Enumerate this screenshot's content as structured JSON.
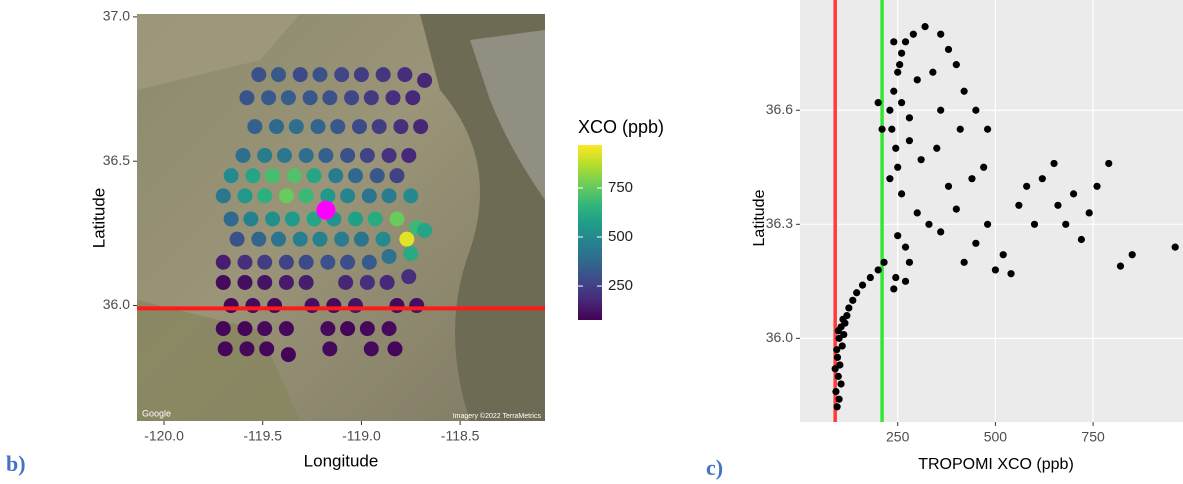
{
  "chart_data": [
    {
      "type": "map-scatter",
      "panel_label": "b)",
      "x_label": "Longitude",
      "y_label": "Latitude",
      "legend_title": "XCO (ppb)",
      "colormap": "viridis",
      "colorlim": [
        77,
        969
      ],
      "colorticks": [
        250,
        500,
        750
      ],
      "credits": [
        "Google",
        "Imagery ©2022 TerraMetrics"
      ],
      "xlim": [
        -120.137,
        -118.07
      ],
      "ylim": [
        35.6,
        37.01
      ],
      "xticks": [
        {
          "value": -120,
          "label": "-120.0"
        },
        -119.5,
        {
          "value": -119,
          "label": "-119.0"
        },
        -118.5
      ],
      "yticks": [
        {
          "value": 37,
          "label": "37.0"
        },
        36.5,
        {
          "value": 36,
          "label": "36.0"
        }
      ],
      "hline": {
        "value": 35.99,
        "color": "#ff1a1a"
      },
      "highlight": {
        "x": -119.18,
        "y": 36.33,
        "color": "#ff00ff"
      },
      "x": [
        -119.52,
        -119.42,
        -119.31,
        -119.21,
        -119.1,
        -119.0,
        -118.89,
        -118.78,
        -118.68,
        -119.58,
        -119.47,
        -119.37,
        -119.26,
        -119.16,
        -119.05,
        -118.95,
        -118.84,
        -118.74,
        -119.54,
        -119.43,
        -119.33,
        -119.22,
        -119.12,
        -119.01,
        -118.91,
        -118.8,
        -118.7,
        -119.6,
        -119.49,
        -119.39,
        -119.28,
        -119.18,
        -119.07,
        -118.97,
        -118.86,
        -118.76,
        -119.66,
        -119.55,
        -119.45,
        -119.34,
        -119.24,
        -119.13,
        -119.03,
        -118.92,
        -118.82,
        -119.7,
        -119.59,
        -119.49,
        -119.38,
        -119.28,
        -119.17,
        -119.07,
        -118.96,
        -118.86,
        -118.75,
        -119.66,
        -119.56,
        -119.45,
        -119.35,
        -119.24,
        -119.14,
        -119.03,
        -118.93,
        -118.82,
        -118.72,
        -119.63,
        -119.52,
        -119.42,
        -119.31,
        -119.21,
        -119.1,
        -119.0,
        -118.89,
        -118.68,
        -118.77,
        -119.7,
        -119.59,
        -119.49,
        -119.38,
        -119.28,
        -119.17,
        -119.07,
        -118.96,
        -118.86,
        -118.75,
        -119.7,
        -119.59,
        -119.49,
        -119.38,
        -119.28,
        -119.08,
        -118.97,
        -118.87,
        -118.76,
        -119.66,
        -119.55,
        -119.44,
        -119.25,
        -119.14,
        -119.03,
        -118.82,
        -118.72,
        -119.7,
        -119.59,
        -119.49,
        -119.38,
        -119.17,
        -119.07,
        -118.97,
        -118.86,
        -119.69,
        -119.58,
        -119.48,
        -119.37,
        -119.16,
        -118.95,
        -118.83
      ],
      "y": [
        36.8,
        36.8,
        36.8,
        36.8,
        36.8,
        36.8,
        36.8,
        36.8,
        36.78,
        36.72,
        36.72,
        36.72,
        36.72,
        36.72,
        36.72,
        36.72,
        36.72,
        36.72,
        36.62,
        36.62,
        36.62,
        36.62,
        36.62,
        36.62,
        36.62,
        36.62,
        36.62,
        36.52,
        36.52,
        36.52,
        36.52,
        36.52,
        36.52,
        36.52,
        36.52,
        36.52,
        36.45,
        36.45,
        36.45,
        36.45,
        36.45,
        36.45,
        36.45,
        36.45,
        36.45,
        36.38,
        36.38,
        36.38,
        36.38,
        36.38,
        36.38,
        36.38,
        36.38,
        36.38,
        36.38,
        36.3,
        36.3,
        36.3,
        36.3,
        36.3,
        36.3,
        36.3,
        36.3,
        36.3,
        36.27,
        36.23,
        36.23,
        36.23,
        36.23,
        36.23,
        36.23,
        36.23,
        36.23,
        36.26,
        36.23,
        36.15,
        36.15,
        36.15,
        36.15,
        36.15,
        36.15,
        36.15,
        36.15,
        36.17,
        36.18,
        36.08,
        36.08,
        36.08,
        36.08,
        36.08,
        36.08,
        36.08,
        36.08,
        36.1,
        36.0,
        36.0,
        36.0,
        36.0,
        36.0,
        36.0,
        36.0,
        36.0,
        35.92,
        35.92,
        35.92,
        35.92,
        35.92,
        35.92,
        35.92,
        35.92,
        35.85,
        35.85,
        35.85,
        35.83,
        35.85,
        35.85,
        35.85
      ],
      "values": [
        300,
        320,
        280,
        300,
        270,
        240,
        220,
        190,
        170,
        310,
        330,
        340,
        320,
        300,
        270,
        230,
        200,
        180,
        350,
        380,
        400,
        360,
        320,
        280,
        240,
        200,
        170,
        400,
        450,
        430,
        400,
        350,
        300,
        260,
        210,
        180,
        500,
        600,
        700,
        720,
        600,
        450,
        380,
        320,
        250,
        430,
        550,
        640,
        760,
        680,
        550,
        480,
        420,
        450,
        500,
        380,
        470,
        520,
        560,
        600,
        540,
        580,
        620,
        760,
        680,
        300,
        360,
        420,
        460,
        470,
        450,
        420,
        500,
        600,
        930,
        150,
        200,
        240,
        260,
        280,
        300,
        290,
        330,
        420,
        620,
        100,
        110,
        120,
        140,
        150,
        170,
        200,
        180,
        200,
        90,
        100,
        95,
        110,
        100,
        120,
        100,
        110,
        90,
        90,
        100,
        95,
        100,
        90,
        95,
        100,
        90,
        95,
        90,
        85,
        95,
        100,
        90
      ]
    },
    {
      "type": "scatter",
      "panel_label": "c)",
      "x_label": "TROPOMI XCO (ppb)",
      "y_label": "Latitude",
      "color": "#000000",
      "grid": true,
      "xlim": [
        0,
        980
      ],
      "ylim": [
        35.78,
        36.89
      ],
      "xticks": [
        250,
        500,
        750
      ],
      "yticks": [
        {
          "value": 36,
          "label": "36.0"
        },
        36.3,
        36.6
      ],
      "vlines": [
        {
          "value": 90,
          "color": "#ff3b3b"
        },
        {
          "value": 210,
          "color": "#33e633"
        }
      ],
      "x": [
        95,
        100,
        92,
        105,
        98,
        90,
        102,
        96,
        94,
        108,
        100,
        112,
        98,
        105,
        115,
        110,
        120,
        125,
        135,
        145,
        160,
        180,
        200,
        215,
        245,
        270,
        240,
        230,
        240,
        250,
        260,
        270,
        290,
        320,
        360,
        380,
        240,
        255,
        235,
        245,
        250,
        260,
        280,
        300,
        340,
        400,
        420,
        450,
        410,
        360,
        280,
        230,
        260,
        310,
        350,
        200,
        210,
        480,
        440,
        300,
        330,
        360,
        400,
        420,
        450,
        480,
        500,
        520,
        560,
        580,
        600,
        620,
        650,
        660,
        680,
        700,
        720,
        740,
        760,
        790,
        820,
        850,
        960,
        540,
        470,
        380,
        270,
        250,
        280
      ],
      "y": [
        35.82,
        35.84,
        35.86,
        35.88,
        35.9,
        35.92,
        35.93,
        35.95,
        35.97,
        35.98,
        36.0,
        36.01,
        36.02,
        36.03,
        36.04,
        36.05,
        36.06,
        36.08,
        36.1,
        36.12,
        36.14,
        36.16,
        36.18,
        36.2,
        36.16,
        36.15,
        36.13,
        36.6,
        36.65,
        36.7,
        36.75,
        36.78,
        36.8,
        36.82,
        36.8,
        36.76,
        36.78,
        36.72,
        36.55,
        36.5,
        36.45,
        36.62,
        36.58,
        36.68,
        36.7,
        36.72,
        36.65,
        36.6,
        36.55,
        36.6,
        36.52,
        36.42,
        36.38,
        36.47,
        36.5,
        36.62,
        36.55,
        36.55,
        36.42,
        36.33,
        36.3,
        36.28,
        36.34,
        36.2,
        36.25,
        36.3,
        36.18,
        36.22,
        36.35,
        36.4,
        36.3,
        36.42,
        36.46,
        36.35,
        36.3,
        36.38,
        36.26,
        36.33,
        36.4,
        36.46,
        36.19,
        36.22,
        36.24,
        36.17,
        36.45,
        36.4,
        36.24,
        36.27,
        36.2
      ]
    }
  ]
}
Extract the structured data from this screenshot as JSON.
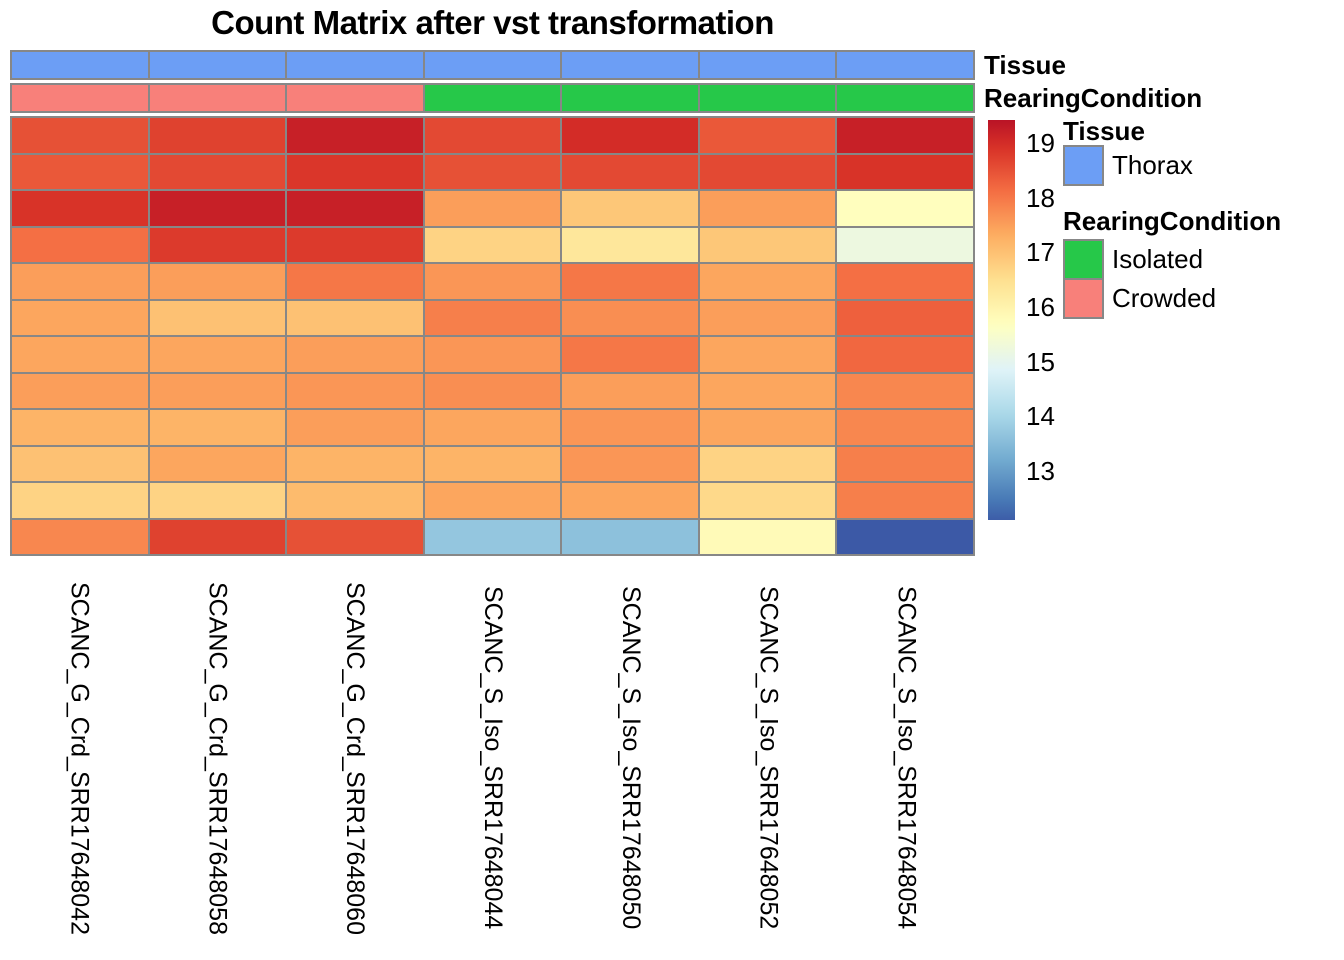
{
  "title": "Count Matrix after vst transformation",
  "annotation_track_labels": {
    "tissue": "Tissue",
    "rearing": "RearingCondition"
  },
  "legend": {
    "tissue_header": "Tissue",
    "tissue_items": [
      {
        "label": "Thorax",
        "color": "#6C9EF5"
      }
    ],
    "rearing_header": "RearingCondition",
    "rearing_items": [
      {
        "label": "Isolated",
        "color": "#26C849"
      },
      {
        "label": "Crowded",
        "color": "#F8807A"
      }
    ]
  },
  "chart_data": {
    "type": "heatmap",
    "title": "Count Matrix after vst transformation",
    "columns": [
      "SCANC_G_Crd_SRR17648042",
      "SCANC_G_Crd_SRR17648058",
      "SCANC_G_Crd_SRR17648060",
      "SCANC_S_Iso_SRR17648044",
      "SCANC_S_Iso_SRR17648050",
      "SCANC_S_Iso_SRR17648052",
      "SCANC_S_Iso_SRR17648054"
    ],
    "row_labels_shown": false,
    "n_rows": 12,
    "values": [
      [
        18.5,
        18.7,
        19.2,
        18.6,
        19.0,
        18.4,
        19.2
      ],
      [
        18.4,
        18.6,
        18.85,
        18.5,
        18.6,
        18.6,
        18.9
      ],
      [
        18.9,
        19.2,
        19.2,
        17.5,
        16.9,
        17.5,
        15.7
      ],
      [
        18.1,
        18.8,
        18.8,
        16.7,
        16.3,
        16.9,
        15.2
      ],
      [
        17.5,
        17.5,
        18.0,
        17.6,
        18.0,
        17.4,
        18.1
      ],
      [
        17.4,
        17.0,
        17.0,
        17.9,
        17.7,
        17.5,
        18.3
      ],
      [
        17.4,
        17.4,
        17.5,
        17.6,
        18.0,
        17.4,
        18.2
      ],
      [
        17.5,
        17.5,
        17.6,
        17.7,
        17.5,
        17.4,
        17.8
      ],
      [
        17.2,
        17.2,
        17.5,
        17.4,
        17.6,
        17.4,
        17.8
      ],
      [
        17.0,
        17.4,
        17.2,
        17.2,
        17.6,
        16.7,
        17.9
      ],
      [
        16.7,
        16.7,
        17.1,
        17.4,
        17.4,
        16.6,
        17.9
      ],
      [
        17.8,
        18.7,
        18.5,
        13.7,
        13.6,
        15.8,
        12.05
      ]
    ],
    "column_annotations": {
      "Tissue": [
        "Thorax",
        "Thorax",
        "Thorax",
        "Thorax",
        "Thorax",
        "Thorax",
        "Thorax"
      ],
      "RearingCondition": [
        "Crowded",
        "Crowded",
        "Crowded",
        "Isolated",
        "Isolated",
        "Isolated",
        "Isolated"
      ]
    },
    "annotation_colors": {
      "Thorax": "#6C9EF5",
      "Isolated": "#26C849",
      "Crowded": "#F8807A"
    },
    "scale": {
      "ticks": [
        19,
        18,
        17,
        16,
        15,
        14,
        13
      ],
      "bar_top_value": 19.42,
      "bar_bottom_value": 12.1,
      "colormap_name": "RdYlBu reversed",
      "colormap_domain": [
        11.6,
        19.75
      ],
      "colormap": [
        "#313695",
        "#4575b4",
        "#74add1",
        "#abd9e9",
        "#e0f3f8",
        "#ffffbf",
        "#fee090",
        "#fdae61",
        "#f46d43",
        "#d73027",
        "#a50026"
      ]
    },
    "grid_line_color": "#878787",
    "legend_position": "right"
  }
}
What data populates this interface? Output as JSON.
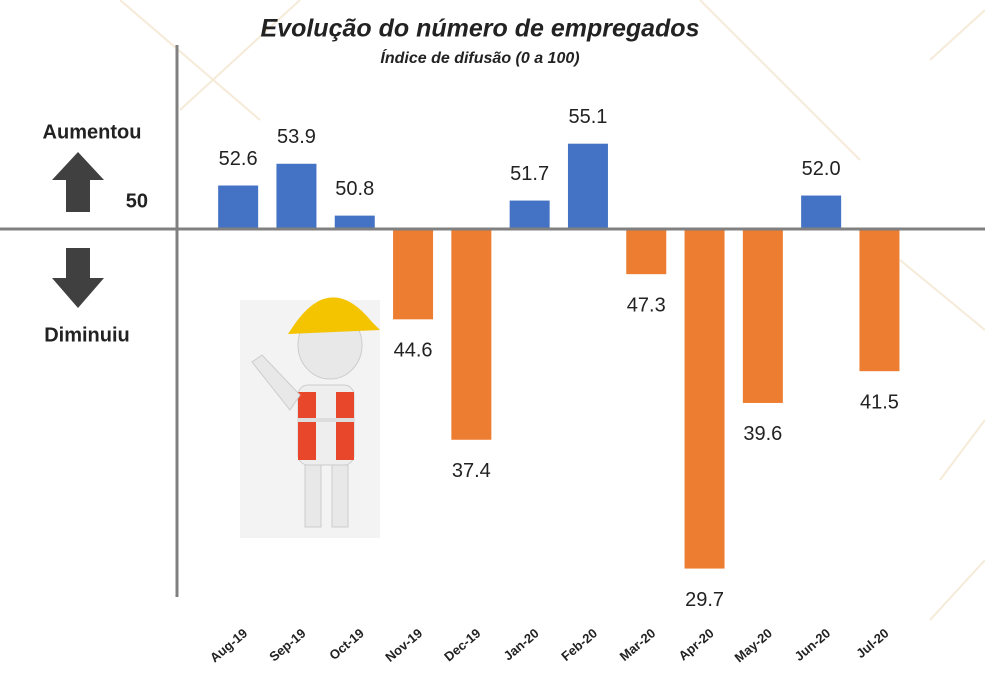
{
  "chart_data": {
    "type": "bar",
    "title": "Evolução do número de empregados",
    "subtitle": "Índice de difusão (0 a 100)",
    "upper_label": "Aumentou",
    "lower_label": "Diminuiu",
    "baseline": 50,
    "categories": [
      "Aug-19",
      "Sep-19",
      "Oct-19",
      "Nov-19",
      "Dec-19",
      "Jan-20",
      "Feb-20",
      "Mar-20",
      "Apr-20",
      "May-20",
      "Jun-20",
      "Jul-20"
    ],
    "values": [
      52.6,
      53.9,
      50.8,
      44.6,
      37.4,
      51.7,
      55.1,
      47.3,
      29.7,
      39.6,
      52.0,
      41.5
    ],
    "value_labels": [
      "52.6",
      "53.9",
      "50.8",
      "44.6",
      "37.4",
      "51.7",
      "55.1",
      "47.3",
      "29.7",
      "39.6",
      "52.0",
      "41.5"
    ],
    "color_above": "#4472c4",
    "color_below": "#ed7d31",
    "ylim": [
      28,
      61
    ]
  }
}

* * * * * * *

In the listing, find all lines with the string "this" and copy them.

■ **Completed exercise**
Enumerate this screenshot's content as structured JSON.
Extract the structured data from this screenshot as JSON.
What data populates this interface? Output as JSON.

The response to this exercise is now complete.